##### Records shown #####

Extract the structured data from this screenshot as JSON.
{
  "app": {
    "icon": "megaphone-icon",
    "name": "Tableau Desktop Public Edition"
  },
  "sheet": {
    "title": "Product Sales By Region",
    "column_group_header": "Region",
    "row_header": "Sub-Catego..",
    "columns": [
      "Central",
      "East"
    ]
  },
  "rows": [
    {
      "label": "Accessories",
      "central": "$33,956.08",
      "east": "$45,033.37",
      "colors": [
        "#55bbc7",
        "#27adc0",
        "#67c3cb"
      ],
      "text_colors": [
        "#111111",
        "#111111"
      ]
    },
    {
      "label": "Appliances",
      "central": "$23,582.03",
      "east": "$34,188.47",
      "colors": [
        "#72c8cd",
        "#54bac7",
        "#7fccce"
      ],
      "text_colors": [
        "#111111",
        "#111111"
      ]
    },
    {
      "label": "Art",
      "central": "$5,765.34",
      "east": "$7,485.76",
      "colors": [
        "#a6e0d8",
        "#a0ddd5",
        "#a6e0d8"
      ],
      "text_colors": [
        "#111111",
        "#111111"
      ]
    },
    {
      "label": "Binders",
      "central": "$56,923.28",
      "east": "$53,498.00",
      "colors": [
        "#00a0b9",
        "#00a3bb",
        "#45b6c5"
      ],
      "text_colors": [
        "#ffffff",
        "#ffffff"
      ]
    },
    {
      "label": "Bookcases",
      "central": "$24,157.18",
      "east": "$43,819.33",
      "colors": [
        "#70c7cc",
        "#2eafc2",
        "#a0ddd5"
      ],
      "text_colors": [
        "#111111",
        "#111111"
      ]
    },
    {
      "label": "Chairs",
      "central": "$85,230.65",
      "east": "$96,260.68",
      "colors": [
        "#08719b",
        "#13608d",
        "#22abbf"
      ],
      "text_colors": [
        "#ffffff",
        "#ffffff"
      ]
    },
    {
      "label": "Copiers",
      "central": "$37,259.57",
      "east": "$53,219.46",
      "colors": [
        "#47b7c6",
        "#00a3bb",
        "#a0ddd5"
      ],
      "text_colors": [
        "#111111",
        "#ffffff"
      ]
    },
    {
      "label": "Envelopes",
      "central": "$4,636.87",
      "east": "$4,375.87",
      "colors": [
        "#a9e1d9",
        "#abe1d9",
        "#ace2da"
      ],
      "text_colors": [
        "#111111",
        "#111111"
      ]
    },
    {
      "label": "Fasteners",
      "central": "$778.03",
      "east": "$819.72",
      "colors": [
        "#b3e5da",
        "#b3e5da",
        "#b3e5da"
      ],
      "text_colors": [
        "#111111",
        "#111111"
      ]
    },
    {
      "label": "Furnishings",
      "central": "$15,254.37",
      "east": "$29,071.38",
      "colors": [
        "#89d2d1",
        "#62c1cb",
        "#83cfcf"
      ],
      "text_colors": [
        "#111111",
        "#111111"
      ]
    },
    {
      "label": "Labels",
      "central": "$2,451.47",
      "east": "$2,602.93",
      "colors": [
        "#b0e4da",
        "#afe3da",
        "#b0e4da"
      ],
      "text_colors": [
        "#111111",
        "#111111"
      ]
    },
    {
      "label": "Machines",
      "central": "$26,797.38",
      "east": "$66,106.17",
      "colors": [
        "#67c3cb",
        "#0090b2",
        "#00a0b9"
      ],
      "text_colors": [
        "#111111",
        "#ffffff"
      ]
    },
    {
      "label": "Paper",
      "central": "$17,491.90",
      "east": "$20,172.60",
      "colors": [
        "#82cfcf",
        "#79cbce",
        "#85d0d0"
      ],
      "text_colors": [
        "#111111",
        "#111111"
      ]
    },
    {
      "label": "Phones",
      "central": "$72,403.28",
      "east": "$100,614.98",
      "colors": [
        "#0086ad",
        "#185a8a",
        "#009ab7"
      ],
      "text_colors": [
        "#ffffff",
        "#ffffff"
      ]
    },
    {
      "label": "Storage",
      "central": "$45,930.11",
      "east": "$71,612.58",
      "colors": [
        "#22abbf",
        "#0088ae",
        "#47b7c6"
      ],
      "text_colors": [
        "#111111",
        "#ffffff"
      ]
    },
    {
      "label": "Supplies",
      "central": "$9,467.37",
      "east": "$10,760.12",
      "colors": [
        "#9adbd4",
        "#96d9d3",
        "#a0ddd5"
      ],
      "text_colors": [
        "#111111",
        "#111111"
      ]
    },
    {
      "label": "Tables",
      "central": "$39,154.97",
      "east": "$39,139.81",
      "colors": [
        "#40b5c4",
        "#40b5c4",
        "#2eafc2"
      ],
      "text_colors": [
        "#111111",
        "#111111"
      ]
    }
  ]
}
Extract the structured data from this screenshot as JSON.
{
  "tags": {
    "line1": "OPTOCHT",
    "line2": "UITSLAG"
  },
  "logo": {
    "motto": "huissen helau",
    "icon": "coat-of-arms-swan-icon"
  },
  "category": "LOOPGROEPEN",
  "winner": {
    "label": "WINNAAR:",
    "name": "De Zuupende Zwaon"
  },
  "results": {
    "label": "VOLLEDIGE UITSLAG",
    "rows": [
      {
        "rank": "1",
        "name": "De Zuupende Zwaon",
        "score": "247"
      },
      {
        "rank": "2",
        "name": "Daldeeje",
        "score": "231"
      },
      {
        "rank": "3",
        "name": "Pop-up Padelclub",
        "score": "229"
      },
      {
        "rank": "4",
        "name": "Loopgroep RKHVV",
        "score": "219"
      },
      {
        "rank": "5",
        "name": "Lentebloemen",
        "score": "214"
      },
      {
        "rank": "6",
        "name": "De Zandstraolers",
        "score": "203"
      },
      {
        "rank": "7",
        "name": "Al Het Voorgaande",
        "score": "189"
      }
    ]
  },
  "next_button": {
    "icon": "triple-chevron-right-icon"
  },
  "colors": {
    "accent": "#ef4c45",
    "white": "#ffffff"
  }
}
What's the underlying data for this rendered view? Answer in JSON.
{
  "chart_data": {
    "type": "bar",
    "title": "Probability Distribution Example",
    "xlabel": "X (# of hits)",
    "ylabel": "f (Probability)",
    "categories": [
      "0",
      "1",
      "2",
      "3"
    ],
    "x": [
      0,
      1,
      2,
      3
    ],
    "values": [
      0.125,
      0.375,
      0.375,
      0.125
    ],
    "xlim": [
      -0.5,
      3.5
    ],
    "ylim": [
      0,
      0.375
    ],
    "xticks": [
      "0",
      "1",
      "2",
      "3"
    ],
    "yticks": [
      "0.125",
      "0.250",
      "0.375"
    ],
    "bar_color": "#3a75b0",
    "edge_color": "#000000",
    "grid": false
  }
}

#####

Exercise aim — All of the material must be reproduced exactly.

Exercise response —
Extract the structured data from this screenshot as JSON.
{
  "app": {
    "icon": "megaphone-icon",
    "name": "Tableau Desktop Public Edition"
  },
  "sheet": {
    "title": "Product Sales By Region",
    "column_group_header": "Region",
    "row_header": "Sub-Catego..",
    "columns": [
      "Central",
      "East"
    ]
  },
  "rows": [
    {
      "label": "Accessories",
      "central": "$33,956.08",
      "east": "$45,033.37",
      "colors": [
        "#55bbc7",
        "#27adc0",
        "#67c3cb"
      ],
      "text_colors": [
        "#111111",
        "#111111"
      ]
    },
    {
      "label": "Appliances",
      "central": "$23,582.03",
      "east": "$34,188.47",
      "colors": [
        "#72c8cd",
        "#54bac7",
        "#7fccce"
      ],
      "text_colors": [
        "#111111",
        "#111111"
      ]
    },
    {
      "label": "Art",
      "central": "$5,765.34",
      "east": "$7,485.76",
      "colors": [
        "#a6e0d8",
        "#a0ddd5",
        "#a6e0d8"
      ],
      "text_colors": [
        "#111111",
        "#111111"
      ]
    },
    {
      "label": "Binders",
      "central": "$56,923.28",
      "east": "$53,498.00",
      "colors": [
        "#00a0b9",
        "#00a3bb",
        "#45b6c5"
      ],
      "text_colors": [
        "#ffffff",
        "#ffffff"
      ]
    },
    {
      "label": "Bookcases",
      "central": "$24,157.18",
      "east": "$43,819.33",
      "colors": [
        "#70c7cc",
        "#2eafc2",
        "#a0ddd5"
      ],
      "text_colors": [
        "#111111",
        "#111111"
      ]
    },
    {
      "label": "Chairs",
      "central": "$85,230.65",
      "east": "$96,260.68",
      "colors": [
        "#08719b",
        "#13608d",
        "#22abbf"
      ],
      "text_colors": [
        "#ffffff",
        "#ffffff"
      ]
    },
    {
      "label": "Copiers",
      "central": "$37,259.57",
      "east": "$53,219.46",
      "colors": [
        "#47b7c6",
        "#00a3bb",
        "#a0ddd5"
      ],
      "text_colors": [
        "#111111",
        "#ffffff"
      ]
    },
    {
      "label": "Envelopes",
      "central": "$4,636.87",
      "east": "$4,375.87",
      "colors": [
        "#a9e1d9",
        "#abe1d9",
        "#ace2da"
      ],
      "text_colors": [
        "#111111",
        "#111111"
      ]
    },
    {
      "label": "Fasteners",
      "central": "$778.03",
      "east": "$819.72",
      "colors": [
        "#b3e5da",
        "#b3e5da",
        "#b3e5da"
      ],
      "text_colors": [
        "#111111",
        "#111111"
      ]
    },
    {
      "label": "Furnishings",
      "central": "$15,254.37",
      "east": "$29,071.38",
      "colors": [
        "#89d2d1",
        "#62c1cb",
        "#83cfcf"
      ],
      "text_colors": [
        "#111111",
        "#111111"
      ]
    },
    {
      "label": "Labels",
      "central": "$2,451.47",
      "east": "$2,602.93",
      "colors": [
        "#b0e4da",
        "#afe3da",
        "#b0e4da"
      ],
      "text_colors": [
        "#111111",
        "#111111"
      ]
    },
    {
      "label": "Machines",
      "central": "$26,797.38",
      "east": "$66,106.17",
      "colors": [
        "#67c3cb",
        "#0090b2",
        "#00a0b9"
      ],
      "text_colors": [
        "#111111",
        "#ffffff"
      ]
    },
    {
      "label": "Paper",
      "central": "$17,491.90",
      "east": "$20,172.60",
      "colors": [
        "#82cfcf",
        "#79cbce",
        "#85d0d0"
      ],
      "text_colors": [
        "#111111",
        "#111111"
      ]
    },
    {
      "label": "Phones",
      "central": "$72,403.28",
      "east": "$100,614.98",
      "colors": [
        "#0086ad",
        "#185a8a",
        "#009ab7"
      ],
      "text_colors": [
        "#ffffff",
        "#ffffff"
      ]
    },
    {
      "label": "Storage",
      "central": "$45,930.11",
      "east": "$71,612.58",
      "colors": [
        "#22abbf",
        "#0088ae",
        "#47b7c6"
      ],
      "text_colors": [
        "#111111",
        "#ffffff"
      ]
    },
    {
      "label": "Supplies",
      "central": "$9,467.37",
      "east": "$10,760.12",
      "colors": [
        "#9adbd4",
        "#96d9d3",
        "#a0ddd5"
      ],
      "text_colors": [
        "#111111",
        "#111111"
      ]
    },
    {
      "label": "Tables",
      "central": "$39,154.97",
      "east": "$39,139.81",
      "colors": [
        "#40b5c4",
        "#40b5c4",
        "#2eafc2"
      ],
      "text_colors": [
        "#111111",
        "#111111"
      ]
    }
  ]
}
Extract the structured data from this screenshot as JSON.
{
  "tags": {
    "line1": "OPTOCHT",
    "line2": "UITSLAG"
  },
  "logo": {
    "motto": "huissen helau",
    "icon": "coat-of-arms-swan-icon"
  },
  "category": "LOOPGROEPEN",
  "winner": {
    "label": "WINNAAR:",
    "name": "De Zuupende Zwaon"
  },
  "results": {
    "label": "VOLLEDIGE UITSLAG",
    "rows": [
      {
        "rank": "1",
        "name": "De Zuupende Zwaon",
        "score": "247"
      },
      {
        "rank": "2",
        "name": "Daldeeje",
        "score": "231"
      },
      {
        "rank": "3",
        "name": "Pop-up Padelclub",
        "score": "229"
      },
      {
        "rank": "4",
        "name": "Loopgroep RKHVV",
        "score": "219"
      },
      {
        "rank": "5",
        "name": "Lentebloemen",
        "score": "214"
      },
      {
        "rank": "6",
        "name": "De Zandstraolers",
        "score": "203"
      },
      {
        "rank": "7",
        "name": "Al Het Voorgaande",
        "score": "189"
      }
    ]
  },
  "next_button": {
    "icon": "triple-chevron-right-icon"
  },
  "colors": {
    "accent": "#ef4c45",
    "white": "#ffffff"
  }
}
What's the underlying data for this rendered view? Answer in JSON.
{
  "chart_data": {
    "type": "bar",
    "title": "Probability Distribution Example",
    "xlabel": "X (# of hits)",
    "ylabel": "f (Probability)",
    "categories": [
      "0",
      "1",
      "2",
      "3"
    ],
    "x": [
      0,
      1,
      2,
      3
    ],
    "values": [
      0.125,
      0.375,
      0.375,
      0.125
    ],
    "xlim": [
      -0.5,
      3.5
    ],
    "ylim": [
      0,
      0.375
    ],
    "xticks": [
      "0",
      "1",
      "2",
      "3"
    ],
    "yticks": [
      "0.125",
      "0.250",
      "0.375"
    ],
    "bar_color": "#3a75b0",
    "edge_color": "#000000",
    "grid": false
  }
}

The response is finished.